DATA FOR PROCESSING:
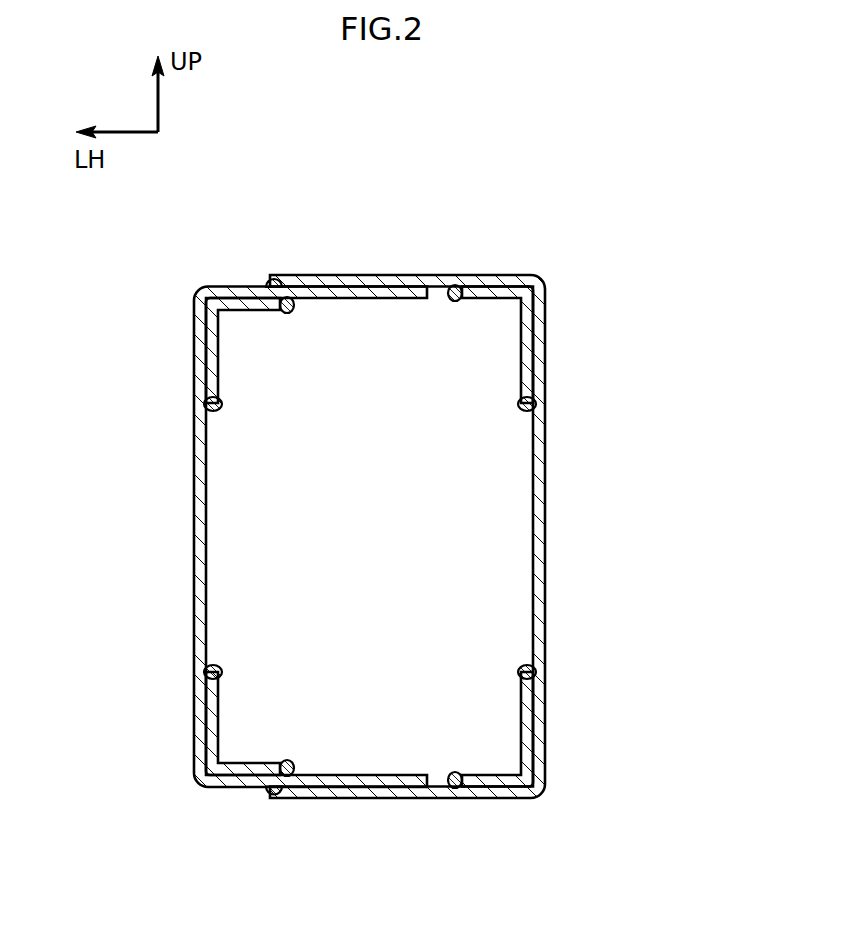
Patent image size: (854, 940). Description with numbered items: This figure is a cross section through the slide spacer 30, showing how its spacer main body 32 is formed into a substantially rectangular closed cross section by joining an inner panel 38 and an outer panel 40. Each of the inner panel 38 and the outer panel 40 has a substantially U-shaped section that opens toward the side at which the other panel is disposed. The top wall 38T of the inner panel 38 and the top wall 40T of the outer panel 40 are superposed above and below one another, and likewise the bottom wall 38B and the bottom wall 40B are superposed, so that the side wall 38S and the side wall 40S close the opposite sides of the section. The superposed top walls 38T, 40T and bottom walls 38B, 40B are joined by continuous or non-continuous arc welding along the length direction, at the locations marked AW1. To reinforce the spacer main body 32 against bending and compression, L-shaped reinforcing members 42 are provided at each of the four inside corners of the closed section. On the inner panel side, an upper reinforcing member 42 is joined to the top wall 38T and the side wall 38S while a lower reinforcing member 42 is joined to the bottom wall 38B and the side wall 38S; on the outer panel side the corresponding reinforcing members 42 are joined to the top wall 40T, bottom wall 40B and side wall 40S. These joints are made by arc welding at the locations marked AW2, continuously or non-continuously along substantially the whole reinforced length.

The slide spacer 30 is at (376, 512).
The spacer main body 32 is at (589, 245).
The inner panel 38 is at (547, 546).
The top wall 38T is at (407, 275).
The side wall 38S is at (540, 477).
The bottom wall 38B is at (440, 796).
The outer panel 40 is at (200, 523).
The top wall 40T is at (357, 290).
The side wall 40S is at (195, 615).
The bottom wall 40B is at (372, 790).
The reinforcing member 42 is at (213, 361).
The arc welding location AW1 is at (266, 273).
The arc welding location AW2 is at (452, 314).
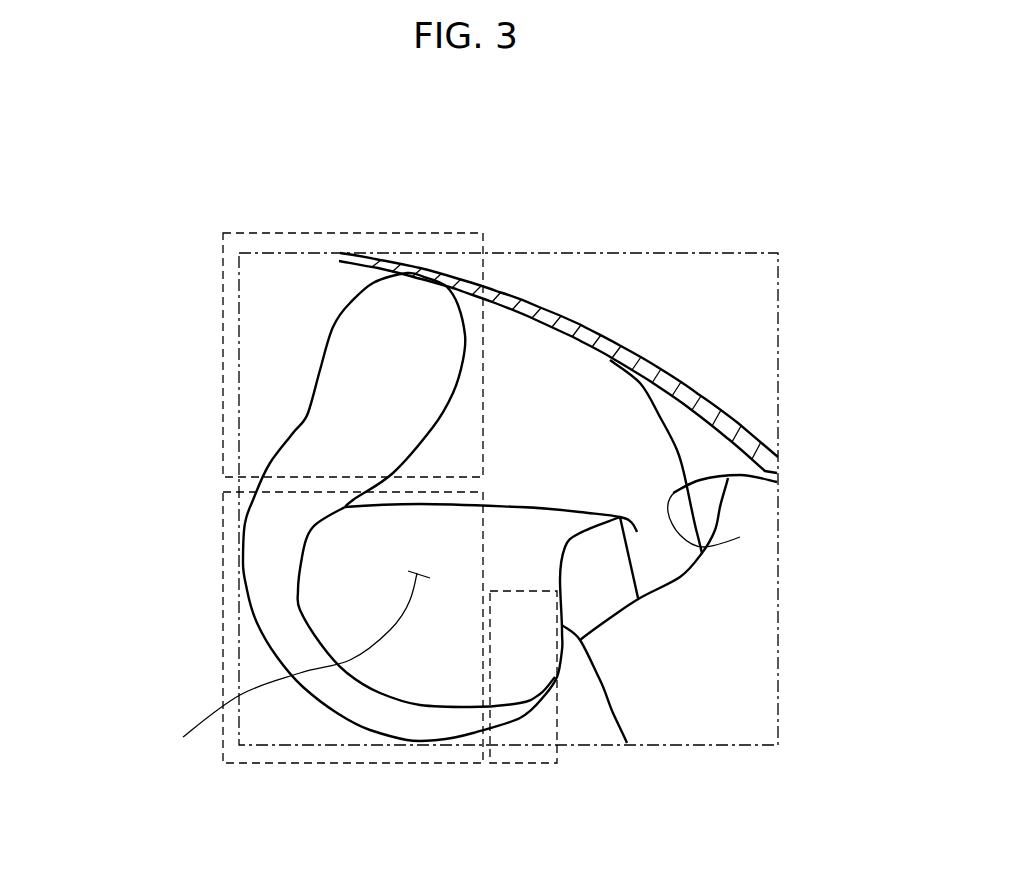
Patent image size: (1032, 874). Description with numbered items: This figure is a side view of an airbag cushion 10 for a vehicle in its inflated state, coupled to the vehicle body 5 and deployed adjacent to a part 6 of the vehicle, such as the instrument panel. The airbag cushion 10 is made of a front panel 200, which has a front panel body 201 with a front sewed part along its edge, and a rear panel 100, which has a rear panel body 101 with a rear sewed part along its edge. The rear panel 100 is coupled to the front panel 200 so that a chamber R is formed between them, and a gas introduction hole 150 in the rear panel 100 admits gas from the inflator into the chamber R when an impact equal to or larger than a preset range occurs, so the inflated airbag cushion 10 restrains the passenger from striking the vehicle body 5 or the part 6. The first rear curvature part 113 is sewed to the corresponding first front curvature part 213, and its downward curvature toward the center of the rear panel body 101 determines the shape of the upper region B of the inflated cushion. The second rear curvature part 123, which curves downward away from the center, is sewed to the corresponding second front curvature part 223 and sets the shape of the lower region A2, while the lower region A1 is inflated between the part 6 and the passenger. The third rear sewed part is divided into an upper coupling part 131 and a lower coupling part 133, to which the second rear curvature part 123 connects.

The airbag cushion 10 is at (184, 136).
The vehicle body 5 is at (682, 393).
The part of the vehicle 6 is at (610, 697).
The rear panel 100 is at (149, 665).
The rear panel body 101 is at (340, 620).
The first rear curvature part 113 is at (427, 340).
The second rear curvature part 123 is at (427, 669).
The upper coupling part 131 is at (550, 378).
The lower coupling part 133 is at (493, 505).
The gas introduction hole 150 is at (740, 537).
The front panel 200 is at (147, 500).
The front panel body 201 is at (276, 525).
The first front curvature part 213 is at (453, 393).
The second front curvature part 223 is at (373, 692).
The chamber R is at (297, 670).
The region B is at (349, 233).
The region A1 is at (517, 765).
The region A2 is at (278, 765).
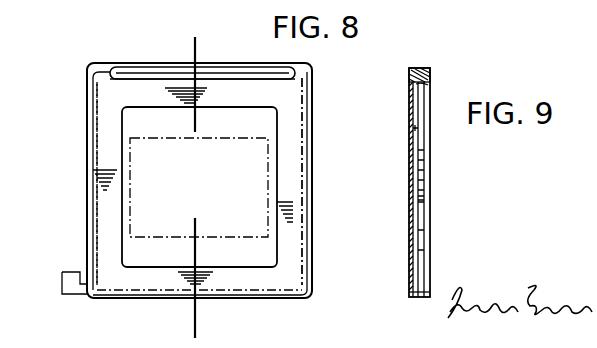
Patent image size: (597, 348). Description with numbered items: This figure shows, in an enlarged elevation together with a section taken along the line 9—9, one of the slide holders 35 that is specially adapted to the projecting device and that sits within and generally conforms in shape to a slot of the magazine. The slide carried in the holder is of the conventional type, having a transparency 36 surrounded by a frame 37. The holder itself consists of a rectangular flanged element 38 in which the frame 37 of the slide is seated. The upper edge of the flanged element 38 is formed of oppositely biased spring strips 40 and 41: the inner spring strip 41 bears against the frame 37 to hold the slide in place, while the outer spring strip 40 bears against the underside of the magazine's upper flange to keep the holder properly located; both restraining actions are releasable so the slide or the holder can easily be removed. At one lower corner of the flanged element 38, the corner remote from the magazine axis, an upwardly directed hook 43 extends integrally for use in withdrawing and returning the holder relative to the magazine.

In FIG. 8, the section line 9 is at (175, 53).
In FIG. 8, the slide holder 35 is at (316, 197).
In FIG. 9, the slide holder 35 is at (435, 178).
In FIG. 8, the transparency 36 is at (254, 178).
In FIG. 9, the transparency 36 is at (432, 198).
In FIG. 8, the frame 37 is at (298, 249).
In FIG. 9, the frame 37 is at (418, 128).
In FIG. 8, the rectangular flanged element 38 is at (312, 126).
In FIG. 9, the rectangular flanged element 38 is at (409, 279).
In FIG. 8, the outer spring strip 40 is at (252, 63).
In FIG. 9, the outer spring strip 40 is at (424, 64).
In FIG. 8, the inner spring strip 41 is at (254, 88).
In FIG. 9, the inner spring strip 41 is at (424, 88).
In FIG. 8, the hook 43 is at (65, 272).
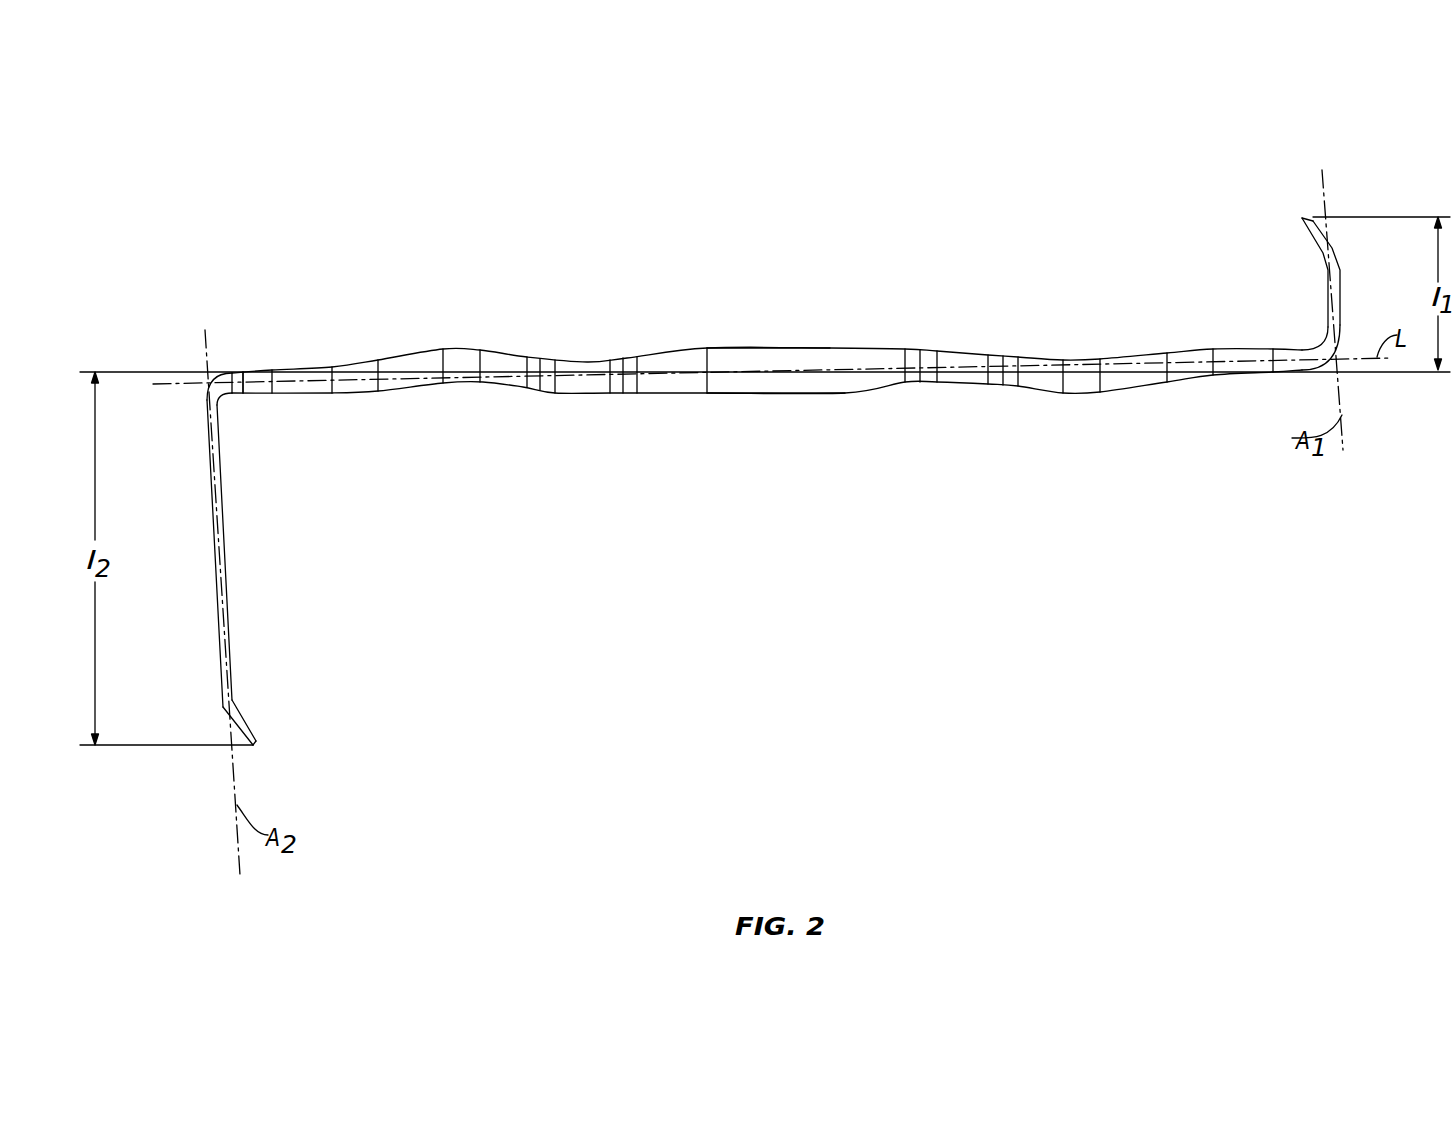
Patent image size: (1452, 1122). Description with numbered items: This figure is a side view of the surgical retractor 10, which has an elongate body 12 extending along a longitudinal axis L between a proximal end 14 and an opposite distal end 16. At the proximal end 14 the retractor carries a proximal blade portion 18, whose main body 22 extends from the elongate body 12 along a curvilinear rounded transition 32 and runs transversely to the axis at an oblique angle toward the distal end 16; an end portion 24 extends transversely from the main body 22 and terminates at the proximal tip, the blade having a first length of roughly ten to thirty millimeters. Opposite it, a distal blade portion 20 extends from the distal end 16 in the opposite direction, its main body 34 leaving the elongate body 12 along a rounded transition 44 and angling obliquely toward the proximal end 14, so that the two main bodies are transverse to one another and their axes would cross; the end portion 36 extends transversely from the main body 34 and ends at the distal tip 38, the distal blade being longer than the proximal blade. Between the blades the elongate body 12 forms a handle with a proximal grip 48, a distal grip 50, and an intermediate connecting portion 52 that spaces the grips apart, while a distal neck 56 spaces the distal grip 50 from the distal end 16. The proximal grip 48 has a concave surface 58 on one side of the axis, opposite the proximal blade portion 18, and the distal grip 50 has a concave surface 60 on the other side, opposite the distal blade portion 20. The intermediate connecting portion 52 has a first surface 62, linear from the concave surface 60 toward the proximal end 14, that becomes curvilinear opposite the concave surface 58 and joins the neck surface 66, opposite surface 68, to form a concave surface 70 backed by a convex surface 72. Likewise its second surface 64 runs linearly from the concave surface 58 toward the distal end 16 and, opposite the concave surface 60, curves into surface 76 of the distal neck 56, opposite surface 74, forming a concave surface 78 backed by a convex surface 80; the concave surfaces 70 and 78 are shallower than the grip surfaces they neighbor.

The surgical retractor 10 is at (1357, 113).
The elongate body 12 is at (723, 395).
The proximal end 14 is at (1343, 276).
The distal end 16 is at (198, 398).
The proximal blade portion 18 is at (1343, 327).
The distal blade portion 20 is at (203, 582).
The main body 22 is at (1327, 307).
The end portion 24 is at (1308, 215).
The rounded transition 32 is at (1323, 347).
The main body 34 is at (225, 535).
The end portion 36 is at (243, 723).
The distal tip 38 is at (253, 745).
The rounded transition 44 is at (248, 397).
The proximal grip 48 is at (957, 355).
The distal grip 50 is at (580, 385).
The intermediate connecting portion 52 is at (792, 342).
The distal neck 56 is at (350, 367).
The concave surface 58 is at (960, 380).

INSTRUCTIONS TO FOLLOW:
Edit the records starting at the line that contains "Patent image size: (1032, 874)." and ending after the line that contains "The front panel 200 is at (147, 500).", changing "side view" to "lateral view" and keeping everything else the same. Return only those lines.

ANSWER IN FULL:
Patent image size: (1032, 874). Description with numbered items: This figure is a lateral view of an airbag cushion 10 for a vehicle in its inflated state, coupled to the vehicle body 5 and deployed adjacent to a part 6 of the vehicle, such as the instrument panel. The airbag cushion 10 is made of a front panel 200, which has a front panel body 201 with a front sewed part along its edge, and a rear panel 100, which has a rear panel body 101 with a rear sewed part along its edge. The rear panel 100 is coupled to the front panel 200 so that a chamber R is formed between them, and a gas introduction hole 150 in the rear panel 100 admits gas from the inflator into the chamber R when an impact equal to or larger than a preset range occurs, so the inflated airbag cushion 10 restrains the passenger from striking the vehicle body 5 or the part 6. The first rear curvature part 113 is sewed to the corresponding first front curvature part 213, and its downward curvature toward the center of the rear panel body 101 determines the shape of the upper region B of the inflated cushion. The second rear curvature part 123, which curves downward away from the center, is sewed to the corresponding second front curvature part 223 and sets the shape of the lower region A2, while the lower region A1 is inflated between the part 6 and the passenger. The third rear sewed part is divided into an upper coupling part 131 and a lower coupling part 133, to which the second rear curvature part 123 connects.

The airbag cushion 10 is at (184, 136).
The vehicle body 5 is at (682, 393).
The part of the vehicle 6 is at (610, 697).
The rear panel 100 is at (149, 665).
The rear panel body 101 is at (340, 620).
The first rear curvature part 113 is at (427, 340).
The second rear curvature part 123 is at (427, 669).
The upper coupling part 131 is at (550, 378).
The lower coupling part 133 is at (493, 505).
The gas introduction hole 150 is at (740, 537).
The front panel 200 is at (147, 500).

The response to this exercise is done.